Brief =
Pick out the lines containing "position".

Entries provided =
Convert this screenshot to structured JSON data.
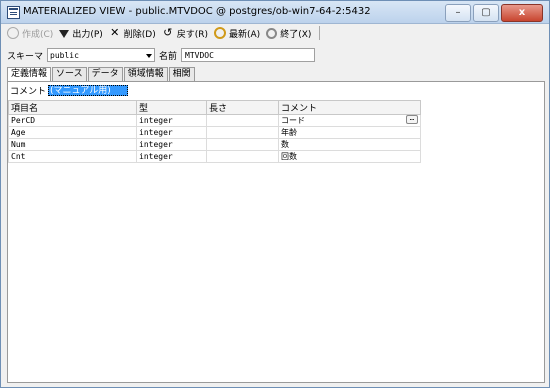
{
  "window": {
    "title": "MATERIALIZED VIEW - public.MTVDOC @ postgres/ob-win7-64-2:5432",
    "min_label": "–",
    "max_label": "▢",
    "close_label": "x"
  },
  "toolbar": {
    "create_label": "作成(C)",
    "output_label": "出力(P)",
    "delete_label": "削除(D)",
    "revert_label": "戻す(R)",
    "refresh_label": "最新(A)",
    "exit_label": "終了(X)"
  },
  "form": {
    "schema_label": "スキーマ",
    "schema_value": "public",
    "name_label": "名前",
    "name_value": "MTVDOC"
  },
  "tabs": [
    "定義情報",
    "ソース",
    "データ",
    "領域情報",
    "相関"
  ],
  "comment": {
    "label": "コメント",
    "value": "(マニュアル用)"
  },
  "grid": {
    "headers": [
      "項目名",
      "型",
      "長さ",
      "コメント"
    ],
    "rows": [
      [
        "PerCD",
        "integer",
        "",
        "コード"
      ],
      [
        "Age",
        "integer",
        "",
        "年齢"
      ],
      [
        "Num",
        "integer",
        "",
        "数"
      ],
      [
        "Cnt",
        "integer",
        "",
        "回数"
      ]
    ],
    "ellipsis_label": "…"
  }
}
--
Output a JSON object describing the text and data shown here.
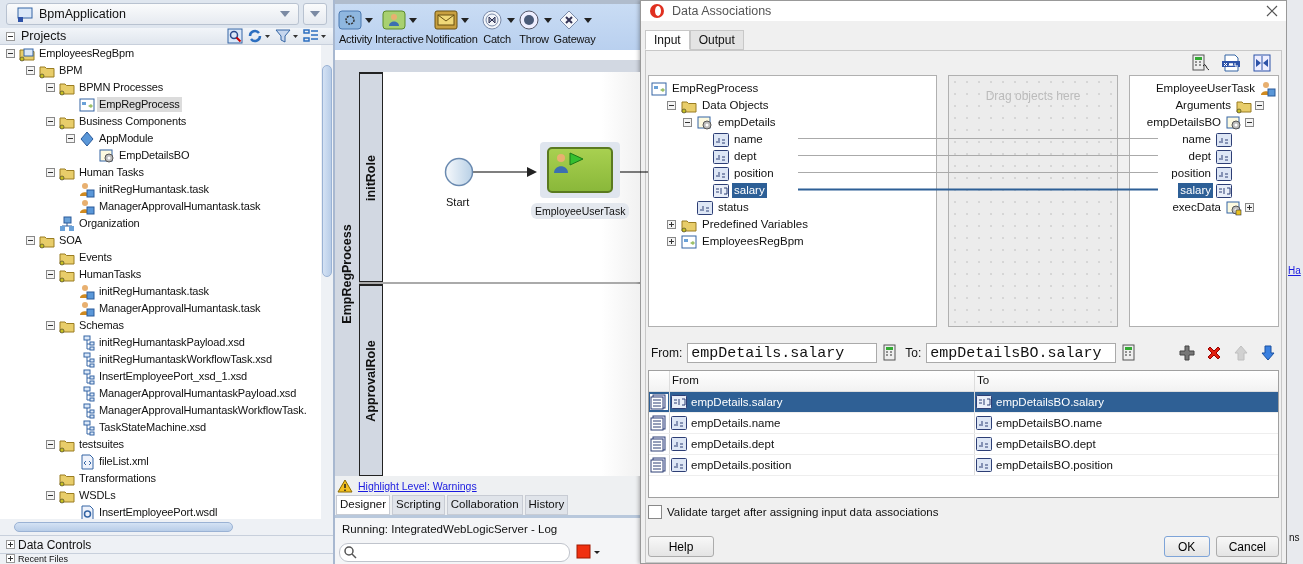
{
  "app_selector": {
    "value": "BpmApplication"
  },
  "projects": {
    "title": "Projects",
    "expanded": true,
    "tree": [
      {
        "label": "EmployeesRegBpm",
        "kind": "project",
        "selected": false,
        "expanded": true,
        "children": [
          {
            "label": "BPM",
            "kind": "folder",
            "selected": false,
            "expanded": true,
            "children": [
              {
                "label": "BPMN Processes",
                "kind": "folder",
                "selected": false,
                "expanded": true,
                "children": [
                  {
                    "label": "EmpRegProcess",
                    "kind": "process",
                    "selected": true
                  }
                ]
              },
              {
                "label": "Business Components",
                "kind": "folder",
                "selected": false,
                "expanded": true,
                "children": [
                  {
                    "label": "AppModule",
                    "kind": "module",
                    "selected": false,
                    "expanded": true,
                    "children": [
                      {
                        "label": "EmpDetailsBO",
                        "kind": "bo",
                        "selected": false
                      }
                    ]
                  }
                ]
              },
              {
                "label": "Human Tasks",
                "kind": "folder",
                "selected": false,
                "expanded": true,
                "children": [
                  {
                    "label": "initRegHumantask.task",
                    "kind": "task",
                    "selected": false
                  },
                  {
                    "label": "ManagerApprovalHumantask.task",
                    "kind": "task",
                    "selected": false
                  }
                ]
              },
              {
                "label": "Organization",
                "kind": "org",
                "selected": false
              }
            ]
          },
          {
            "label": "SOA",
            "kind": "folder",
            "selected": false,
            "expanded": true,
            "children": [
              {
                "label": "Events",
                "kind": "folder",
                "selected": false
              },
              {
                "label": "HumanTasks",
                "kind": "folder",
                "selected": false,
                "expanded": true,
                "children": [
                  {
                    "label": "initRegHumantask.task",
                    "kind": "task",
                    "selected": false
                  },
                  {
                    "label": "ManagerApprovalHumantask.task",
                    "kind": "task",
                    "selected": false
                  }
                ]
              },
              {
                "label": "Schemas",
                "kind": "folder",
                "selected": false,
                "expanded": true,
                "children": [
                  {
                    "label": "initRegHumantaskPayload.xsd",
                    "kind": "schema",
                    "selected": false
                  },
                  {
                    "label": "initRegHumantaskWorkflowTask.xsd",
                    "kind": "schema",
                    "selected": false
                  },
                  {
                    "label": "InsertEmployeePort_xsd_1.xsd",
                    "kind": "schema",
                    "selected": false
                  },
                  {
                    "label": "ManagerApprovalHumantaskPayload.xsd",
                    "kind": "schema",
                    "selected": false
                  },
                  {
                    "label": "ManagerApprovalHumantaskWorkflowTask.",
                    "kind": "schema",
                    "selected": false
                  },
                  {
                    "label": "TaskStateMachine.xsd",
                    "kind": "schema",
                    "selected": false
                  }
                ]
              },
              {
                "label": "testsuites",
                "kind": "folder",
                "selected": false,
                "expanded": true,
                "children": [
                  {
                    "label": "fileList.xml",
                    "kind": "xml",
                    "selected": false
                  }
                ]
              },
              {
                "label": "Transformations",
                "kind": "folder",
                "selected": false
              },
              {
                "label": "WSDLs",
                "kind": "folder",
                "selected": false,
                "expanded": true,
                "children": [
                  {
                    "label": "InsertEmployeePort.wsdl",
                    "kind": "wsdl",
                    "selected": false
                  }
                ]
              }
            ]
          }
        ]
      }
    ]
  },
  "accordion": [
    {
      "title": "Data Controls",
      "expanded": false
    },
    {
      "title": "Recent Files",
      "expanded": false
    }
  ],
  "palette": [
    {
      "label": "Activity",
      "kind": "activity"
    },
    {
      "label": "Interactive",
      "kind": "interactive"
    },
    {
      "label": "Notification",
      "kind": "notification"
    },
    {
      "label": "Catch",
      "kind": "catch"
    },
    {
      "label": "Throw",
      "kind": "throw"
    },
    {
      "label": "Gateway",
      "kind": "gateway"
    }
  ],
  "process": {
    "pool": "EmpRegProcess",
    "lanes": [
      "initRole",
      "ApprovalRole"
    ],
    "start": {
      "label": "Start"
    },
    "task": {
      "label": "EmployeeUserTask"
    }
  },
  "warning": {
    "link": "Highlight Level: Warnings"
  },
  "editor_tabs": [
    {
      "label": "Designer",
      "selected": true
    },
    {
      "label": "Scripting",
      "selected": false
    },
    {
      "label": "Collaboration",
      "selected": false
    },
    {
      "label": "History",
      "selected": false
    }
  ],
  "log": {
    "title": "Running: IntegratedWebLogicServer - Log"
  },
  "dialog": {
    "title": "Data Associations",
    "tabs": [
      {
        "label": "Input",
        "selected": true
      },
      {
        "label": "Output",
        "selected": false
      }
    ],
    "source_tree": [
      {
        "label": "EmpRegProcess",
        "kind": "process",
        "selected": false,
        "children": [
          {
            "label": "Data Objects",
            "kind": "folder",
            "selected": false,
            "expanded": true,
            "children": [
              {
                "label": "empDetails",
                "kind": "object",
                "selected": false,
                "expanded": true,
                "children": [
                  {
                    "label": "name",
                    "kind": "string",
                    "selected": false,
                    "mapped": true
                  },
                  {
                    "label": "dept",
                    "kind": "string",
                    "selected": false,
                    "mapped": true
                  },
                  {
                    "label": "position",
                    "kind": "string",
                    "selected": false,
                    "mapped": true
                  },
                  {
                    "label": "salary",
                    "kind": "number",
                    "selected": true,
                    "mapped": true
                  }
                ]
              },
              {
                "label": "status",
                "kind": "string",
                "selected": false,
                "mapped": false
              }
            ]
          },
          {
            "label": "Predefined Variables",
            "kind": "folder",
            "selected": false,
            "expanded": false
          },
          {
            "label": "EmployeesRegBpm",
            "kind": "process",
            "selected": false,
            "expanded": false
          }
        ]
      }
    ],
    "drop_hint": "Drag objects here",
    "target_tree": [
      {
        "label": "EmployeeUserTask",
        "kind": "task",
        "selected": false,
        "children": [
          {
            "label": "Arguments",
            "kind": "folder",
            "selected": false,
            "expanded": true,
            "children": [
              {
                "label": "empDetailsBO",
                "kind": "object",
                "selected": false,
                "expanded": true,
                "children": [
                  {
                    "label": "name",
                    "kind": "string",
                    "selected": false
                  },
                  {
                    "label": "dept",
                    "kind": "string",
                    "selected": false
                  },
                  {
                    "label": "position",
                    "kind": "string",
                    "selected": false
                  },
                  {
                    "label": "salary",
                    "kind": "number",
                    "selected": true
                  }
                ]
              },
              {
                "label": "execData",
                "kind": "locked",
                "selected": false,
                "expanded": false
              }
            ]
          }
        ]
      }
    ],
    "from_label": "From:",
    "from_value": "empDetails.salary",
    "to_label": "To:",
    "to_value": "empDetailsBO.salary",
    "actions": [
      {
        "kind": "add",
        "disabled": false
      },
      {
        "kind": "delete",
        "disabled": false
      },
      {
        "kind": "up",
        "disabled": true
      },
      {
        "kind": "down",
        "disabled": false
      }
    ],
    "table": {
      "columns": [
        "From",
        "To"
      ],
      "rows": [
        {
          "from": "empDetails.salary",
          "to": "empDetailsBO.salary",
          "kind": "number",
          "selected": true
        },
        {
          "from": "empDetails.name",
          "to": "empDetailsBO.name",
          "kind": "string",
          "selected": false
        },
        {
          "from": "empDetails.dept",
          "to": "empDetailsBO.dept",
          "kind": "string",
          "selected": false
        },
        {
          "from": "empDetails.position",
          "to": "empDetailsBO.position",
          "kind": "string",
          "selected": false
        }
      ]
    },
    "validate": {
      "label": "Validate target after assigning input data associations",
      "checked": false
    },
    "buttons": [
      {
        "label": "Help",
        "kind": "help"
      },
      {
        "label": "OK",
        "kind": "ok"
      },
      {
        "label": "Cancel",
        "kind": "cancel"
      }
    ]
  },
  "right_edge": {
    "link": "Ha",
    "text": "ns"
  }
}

Finished task =
                    "label": "position",
                    "label": "position",
          "from": "empDetails.position",
          "to": "empDetailsBO.position",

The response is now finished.